> Problem requirements:
Read the listing below and copy out every line that holds "EdgeType".

+++ Material

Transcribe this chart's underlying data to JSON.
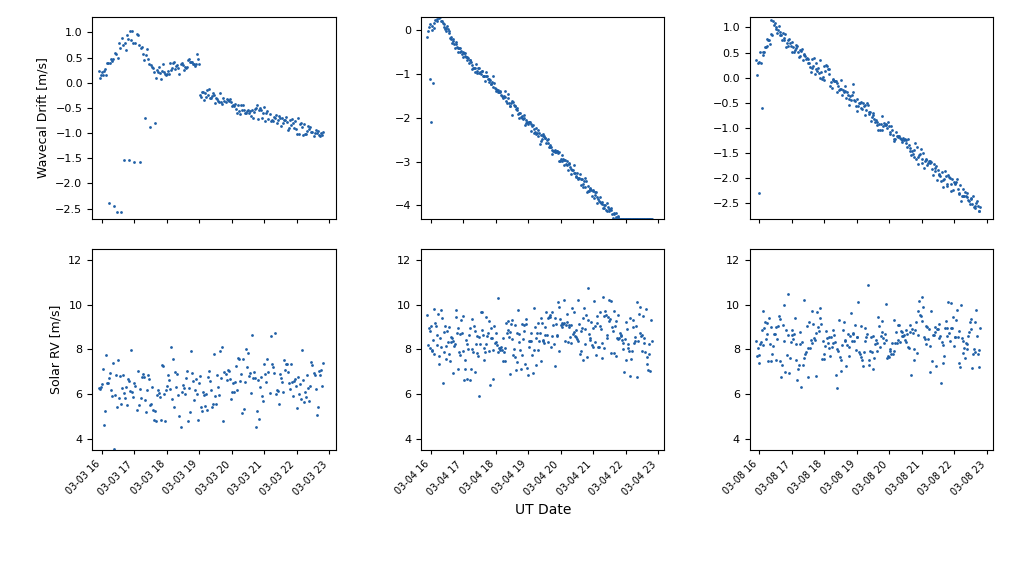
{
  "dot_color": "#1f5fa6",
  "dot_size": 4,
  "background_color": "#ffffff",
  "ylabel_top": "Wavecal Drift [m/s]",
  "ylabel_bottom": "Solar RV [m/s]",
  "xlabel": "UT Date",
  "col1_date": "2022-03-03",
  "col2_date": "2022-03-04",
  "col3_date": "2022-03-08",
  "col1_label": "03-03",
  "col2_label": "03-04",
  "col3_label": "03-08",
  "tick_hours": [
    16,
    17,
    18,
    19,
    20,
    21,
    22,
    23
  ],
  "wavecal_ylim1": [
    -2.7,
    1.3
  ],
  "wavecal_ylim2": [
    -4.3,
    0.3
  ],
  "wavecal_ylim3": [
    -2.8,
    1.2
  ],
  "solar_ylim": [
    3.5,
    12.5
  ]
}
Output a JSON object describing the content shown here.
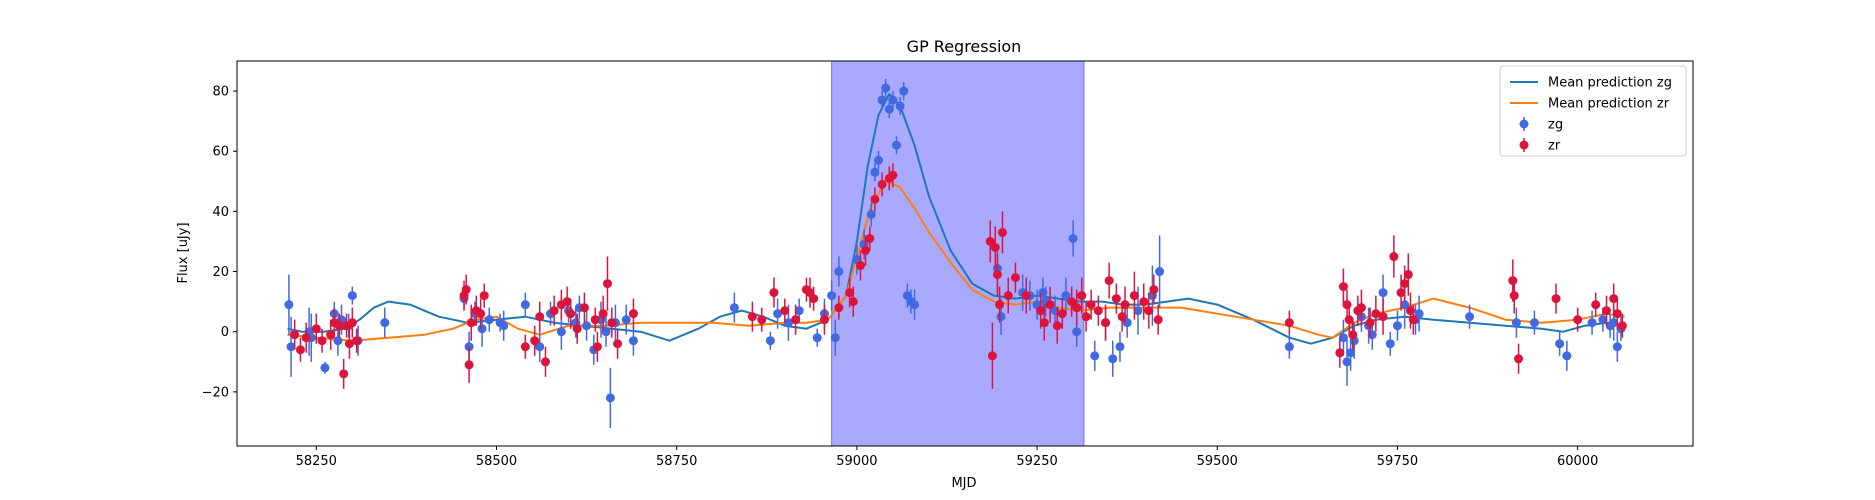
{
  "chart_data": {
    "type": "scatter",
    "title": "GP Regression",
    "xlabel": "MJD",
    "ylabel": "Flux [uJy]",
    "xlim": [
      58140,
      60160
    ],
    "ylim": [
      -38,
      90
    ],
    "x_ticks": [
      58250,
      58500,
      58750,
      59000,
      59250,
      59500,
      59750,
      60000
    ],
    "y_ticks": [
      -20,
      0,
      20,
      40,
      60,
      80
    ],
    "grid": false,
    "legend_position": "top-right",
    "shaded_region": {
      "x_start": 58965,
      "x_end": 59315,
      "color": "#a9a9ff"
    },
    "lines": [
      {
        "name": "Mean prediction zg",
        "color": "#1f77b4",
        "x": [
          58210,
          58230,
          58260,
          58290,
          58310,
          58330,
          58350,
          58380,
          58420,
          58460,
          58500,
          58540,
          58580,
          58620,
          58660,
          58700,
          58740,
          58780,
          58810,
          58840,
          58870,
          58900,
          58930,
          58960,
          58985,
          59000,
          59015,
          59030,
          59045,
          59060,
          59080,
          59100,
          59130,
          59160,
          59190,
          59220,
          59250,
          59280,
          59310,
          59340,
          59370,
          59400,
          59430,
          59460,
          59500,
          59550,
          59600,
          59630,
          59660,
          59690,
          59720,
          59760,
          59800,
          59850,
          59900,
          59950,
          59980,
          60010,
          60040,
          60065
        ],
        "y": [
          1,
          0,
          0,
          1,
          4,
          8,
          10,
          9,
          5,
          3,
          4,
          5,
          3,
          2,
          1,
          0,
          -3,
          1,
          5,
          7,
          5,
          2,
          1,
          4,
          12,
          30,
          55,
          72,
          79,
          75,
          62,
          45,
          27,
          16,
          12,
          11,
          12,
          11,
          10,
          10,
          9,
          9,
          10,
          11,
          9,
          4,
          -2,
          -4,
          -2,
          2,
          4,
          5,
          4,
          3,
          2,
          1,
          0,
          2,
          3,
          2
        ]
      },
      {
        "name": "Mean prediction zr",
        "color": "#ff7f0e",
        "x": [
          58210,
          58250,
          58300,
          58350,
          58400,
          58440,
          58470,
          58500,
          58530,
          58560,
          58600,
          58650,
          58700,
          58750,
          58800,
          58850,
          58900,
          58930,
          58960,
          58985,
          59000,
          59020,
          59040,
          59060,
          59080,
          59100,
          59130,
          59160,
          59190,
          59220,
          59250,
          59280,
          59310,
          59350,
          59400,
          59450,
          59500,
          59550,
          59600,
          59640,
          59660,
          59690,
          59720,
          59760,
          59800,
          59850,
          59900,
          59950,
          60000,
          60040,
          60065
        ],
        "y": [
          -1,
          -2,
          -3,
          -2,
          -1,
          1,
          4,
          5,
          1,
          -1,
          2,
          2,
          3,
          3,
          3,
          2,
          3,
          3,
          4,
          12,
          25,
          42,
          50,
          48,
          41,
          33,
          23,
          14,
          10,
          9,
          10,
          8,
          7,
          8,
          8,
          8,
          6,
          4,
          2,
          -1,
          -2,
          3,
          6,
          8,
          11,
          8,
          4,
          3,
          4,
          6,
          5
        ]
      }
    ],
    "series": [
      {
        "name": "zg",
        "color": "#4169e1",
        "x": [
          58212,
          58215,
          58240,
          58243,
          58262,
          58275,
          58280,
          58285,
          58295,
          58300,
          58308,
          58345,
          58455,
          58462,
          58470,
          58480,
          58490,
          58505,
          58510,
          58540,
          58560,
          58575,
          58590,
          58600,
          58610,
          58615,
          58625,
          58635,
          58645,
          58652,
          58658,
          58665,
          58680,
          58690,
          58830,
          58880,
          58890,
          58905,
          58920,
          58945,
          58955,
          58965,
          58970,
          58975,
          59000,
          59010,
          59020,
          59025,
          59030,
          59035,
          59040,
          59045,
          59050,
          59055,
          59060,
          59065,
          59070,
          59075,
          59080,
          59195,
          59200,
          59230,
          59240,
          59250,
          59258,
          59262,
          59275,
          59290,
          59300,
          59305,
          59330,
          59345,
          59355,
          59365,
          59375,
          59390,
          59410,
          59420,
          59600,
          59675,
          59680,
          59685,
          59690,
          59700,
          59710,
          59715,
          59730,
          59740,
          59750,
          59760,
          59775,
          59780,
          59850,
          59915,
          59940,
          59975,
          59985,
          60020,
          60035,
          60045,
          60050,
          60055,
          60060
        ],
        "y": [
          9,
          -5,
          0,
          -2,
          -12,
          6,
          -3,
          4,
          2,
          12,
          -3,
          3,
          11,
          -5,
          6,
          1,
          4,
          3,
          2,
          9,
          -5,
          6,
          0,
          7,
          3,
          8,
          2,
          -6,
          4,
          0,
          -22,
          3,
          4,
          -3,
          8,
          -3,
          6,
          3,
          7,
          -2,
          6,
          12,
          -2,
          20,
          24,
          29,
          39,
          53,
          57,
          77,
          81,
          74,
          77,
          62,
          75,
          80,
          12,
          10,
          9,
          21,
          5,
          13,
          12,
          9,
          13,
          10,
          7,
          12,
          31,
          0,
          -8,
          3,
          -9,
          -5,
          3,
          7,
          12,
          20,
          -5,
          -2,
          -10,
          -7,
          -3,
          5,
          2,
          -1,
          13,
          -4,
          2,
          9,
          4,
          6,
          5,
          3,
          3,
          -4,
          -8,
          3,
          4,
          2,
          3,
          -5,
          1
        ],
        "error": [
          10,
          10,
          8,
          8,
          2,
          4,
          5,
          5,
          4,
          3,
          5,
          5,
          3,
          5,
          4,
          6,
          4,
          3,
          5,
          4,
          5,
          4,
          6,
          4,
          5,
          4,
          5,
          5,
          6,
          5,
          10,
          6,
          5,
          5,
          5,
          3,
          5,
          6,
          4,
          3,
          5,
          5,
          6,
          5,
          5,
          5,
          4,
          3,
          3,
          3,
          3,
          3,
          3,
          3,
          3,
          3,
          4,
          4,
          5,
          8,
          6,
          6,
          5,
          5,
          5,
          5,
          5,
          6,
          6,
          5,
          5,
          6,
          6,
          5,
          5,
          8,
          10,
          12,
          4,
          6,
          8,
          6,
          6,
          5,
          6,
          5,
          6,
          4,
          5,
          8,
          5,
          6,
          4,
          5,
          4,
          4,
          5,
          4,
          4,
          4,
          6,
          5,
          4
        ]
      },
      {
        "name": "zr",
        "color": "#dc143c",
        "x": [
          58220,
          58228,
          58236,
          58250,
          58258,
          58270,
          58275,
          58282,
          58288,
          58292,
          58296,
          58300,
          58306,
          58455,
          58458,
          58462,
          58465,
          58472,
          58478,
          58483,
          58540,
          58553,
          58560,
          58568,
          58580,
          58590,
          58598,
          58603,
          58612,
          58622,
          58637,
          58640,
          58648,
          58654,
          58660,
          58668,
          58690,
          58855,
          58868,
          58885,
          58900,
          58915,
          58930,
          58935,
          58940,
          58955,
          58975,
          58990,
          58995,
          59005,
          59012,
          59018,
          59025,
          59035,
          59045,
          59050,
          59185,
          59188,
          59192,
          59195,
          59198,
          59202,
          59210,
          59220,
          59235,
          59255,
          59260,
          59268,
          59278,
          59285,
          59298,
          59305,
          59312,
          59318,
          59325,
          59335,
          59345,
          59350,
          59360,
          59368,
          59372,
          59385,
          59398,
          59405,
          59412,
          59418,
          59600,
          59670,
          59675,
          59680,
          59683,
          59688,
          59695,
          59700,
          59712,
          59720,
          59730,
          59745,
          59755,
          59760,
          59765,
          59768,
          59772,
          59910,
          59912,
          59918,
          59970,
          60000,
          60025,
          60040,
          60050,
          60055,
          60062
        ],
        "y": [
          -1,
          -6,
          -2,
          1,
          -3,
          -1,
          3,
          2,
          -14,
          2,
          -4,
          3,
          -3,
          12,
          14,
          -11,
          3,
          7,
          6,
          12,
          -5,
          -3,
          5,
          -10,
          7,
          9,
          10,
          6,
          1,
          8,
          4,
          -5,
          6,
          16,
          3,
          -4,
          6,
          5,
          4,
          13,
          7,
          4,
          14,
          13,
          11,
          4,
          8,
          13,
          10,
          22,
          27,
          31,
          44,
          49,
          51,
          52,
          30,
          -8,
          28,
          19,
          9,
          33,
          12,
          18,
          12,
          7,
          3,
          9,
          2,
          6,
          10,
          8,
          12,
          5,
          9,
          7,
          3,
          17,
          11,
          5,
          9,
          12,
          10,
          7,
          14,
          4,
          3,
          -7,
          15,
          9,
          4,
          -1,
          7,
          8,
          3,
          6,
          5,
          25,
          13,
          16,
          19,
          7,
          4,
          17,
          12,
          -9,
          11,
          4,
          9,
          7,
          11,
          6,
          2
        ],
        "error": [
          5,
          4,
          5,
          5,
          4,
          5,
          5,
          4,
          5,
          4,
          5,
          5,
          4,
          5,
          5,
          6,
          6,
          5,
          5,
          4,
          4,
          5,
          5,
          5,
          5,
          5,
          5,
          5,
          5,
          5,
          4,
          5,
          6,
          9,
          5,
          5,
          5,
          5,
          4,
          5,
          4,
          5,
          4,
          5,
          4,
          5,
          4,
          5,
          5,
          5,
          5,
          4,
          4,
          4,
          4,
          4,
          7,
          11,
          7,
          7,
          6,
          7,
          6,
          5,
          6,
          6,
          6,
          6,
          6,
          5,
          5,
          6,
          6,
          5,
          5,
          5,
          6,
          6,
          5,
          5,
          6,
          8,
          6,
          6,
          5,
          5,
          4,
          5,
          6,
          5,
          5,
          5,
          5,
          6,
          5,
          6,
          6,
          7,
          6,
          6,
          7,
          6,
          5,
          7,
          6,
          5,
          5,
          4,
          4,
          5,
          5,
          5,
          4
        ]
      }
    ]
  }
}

++++++
+++ Material

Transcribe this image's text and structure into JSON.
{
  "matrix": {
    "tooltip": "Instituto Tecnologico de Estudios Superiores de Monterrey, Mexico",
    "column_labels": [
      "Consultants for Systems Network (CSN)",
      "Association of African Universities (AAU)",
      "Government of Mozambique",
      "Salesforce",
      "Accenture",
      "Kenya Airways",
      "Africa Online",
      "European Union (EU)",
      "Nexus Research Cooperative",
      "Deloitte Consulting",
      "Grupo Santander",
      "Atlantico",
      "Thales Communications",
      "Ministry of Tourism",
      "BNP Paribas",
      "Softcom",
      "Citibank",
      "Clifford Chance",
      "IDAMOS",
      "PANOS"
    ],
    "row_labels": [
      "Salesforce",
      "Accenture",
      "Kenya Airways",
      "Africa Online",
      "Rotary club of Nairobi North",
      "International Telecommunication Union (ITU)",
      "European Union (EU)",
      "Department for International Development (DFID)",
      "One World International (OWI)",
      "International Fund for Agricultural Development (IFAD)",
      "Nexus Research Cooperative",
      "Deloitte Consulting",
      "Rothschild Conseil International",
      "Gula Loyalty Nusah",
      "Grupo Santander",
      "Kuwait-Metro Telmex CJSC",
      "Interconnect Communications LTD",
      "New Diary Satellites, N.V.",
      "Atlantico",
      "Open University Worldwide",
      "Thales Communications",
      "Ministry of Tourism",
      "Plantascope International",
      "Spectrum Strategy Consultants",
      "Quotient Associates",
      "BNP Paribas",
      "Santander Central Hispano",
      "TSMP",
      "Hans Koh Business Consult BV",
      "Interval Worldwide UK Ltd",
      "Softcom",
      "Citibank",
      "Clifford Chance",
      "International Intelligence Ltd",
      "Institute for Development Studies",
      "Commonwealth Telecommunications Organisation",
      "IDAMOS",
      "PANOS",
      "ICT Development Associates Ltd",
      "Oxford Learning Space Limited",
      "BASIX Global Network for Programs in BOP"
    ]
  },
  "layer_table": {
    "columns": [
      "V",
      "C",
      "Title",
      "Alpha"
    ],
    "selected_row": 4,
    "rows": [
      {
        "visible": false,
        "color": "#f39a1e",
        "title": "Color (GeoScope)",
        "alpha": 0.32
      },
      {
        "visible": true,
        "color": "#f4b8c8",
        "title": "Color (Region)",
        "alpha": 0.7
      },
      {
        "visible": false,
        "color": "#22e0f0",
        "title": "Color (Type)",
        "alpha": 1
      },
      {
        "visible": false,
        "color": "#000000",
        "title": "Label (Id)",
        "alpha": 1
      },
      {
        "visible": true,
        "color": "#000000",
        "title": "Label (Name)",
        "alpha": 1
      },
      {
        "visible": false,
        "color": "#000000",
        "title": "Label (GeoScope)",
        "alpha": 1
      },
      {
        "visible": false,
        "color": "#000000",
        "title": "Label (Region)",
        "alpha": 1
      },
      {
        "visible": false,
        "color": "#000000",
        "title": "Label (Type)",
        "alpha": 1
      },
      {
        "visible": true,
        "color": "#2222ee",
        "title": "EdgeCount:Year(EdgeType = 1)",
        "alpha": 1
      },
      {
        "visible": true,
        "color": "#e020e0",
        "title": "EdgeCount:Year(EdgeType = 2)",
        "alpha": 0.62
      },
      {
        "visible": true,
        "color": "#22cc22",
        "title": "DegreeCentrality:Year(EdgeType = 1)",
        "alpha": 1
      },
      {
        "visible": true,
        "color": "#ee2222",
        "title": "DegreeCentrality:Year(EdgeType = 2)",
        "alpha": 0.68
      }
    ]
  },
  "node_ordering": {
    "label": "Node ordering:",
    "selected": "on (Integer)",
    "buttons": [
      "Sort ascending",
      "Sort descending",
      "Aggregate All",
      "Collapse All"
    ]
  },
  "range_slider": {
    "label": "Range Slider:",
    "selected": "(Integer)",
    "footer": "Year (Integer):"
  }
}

++++++
+++ Material

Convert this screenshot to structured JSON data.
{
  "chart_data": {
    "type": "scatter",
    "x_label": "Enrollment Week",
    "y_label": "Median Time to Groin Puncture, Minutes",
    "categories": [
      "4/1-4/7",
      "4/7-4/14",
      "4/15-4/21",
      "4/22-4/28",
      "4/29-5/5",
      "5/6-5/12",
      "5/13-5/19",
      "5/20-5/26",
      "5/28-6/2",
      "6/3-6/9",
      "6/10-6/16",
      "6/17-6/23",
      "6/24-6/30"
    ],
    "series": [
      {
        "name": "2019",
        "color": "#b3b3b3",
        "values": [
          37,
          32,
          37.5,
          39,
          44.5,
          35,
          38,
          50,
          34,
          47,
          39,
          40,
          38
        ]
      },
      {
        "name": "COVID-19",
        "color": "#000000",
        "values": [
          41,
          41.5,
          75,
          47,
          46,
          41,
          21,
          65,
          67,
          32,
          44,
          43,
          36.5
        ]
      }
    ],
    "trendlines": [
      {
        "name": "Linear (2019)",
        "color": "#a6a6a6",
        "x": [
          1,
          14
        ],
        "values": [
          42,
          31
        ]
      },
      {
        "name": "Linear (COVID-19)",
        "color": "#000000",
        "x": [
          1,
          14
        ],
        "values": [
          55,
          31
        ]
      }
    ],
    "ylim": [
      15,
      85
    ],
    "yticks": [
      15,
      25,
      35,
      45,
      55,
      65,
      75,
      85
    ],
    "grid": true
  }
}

++++++

> Result of this task:
        "title": "EdgeCount:Year(EdgeType = 1)",
        "title": "EdgeCount:Year(EdgeType = 2)",
        "title": "DegreeCentrality:Year(EdgeType = 1)",
        "title": "DegreeCentrality:Year(EdgeType = 2)",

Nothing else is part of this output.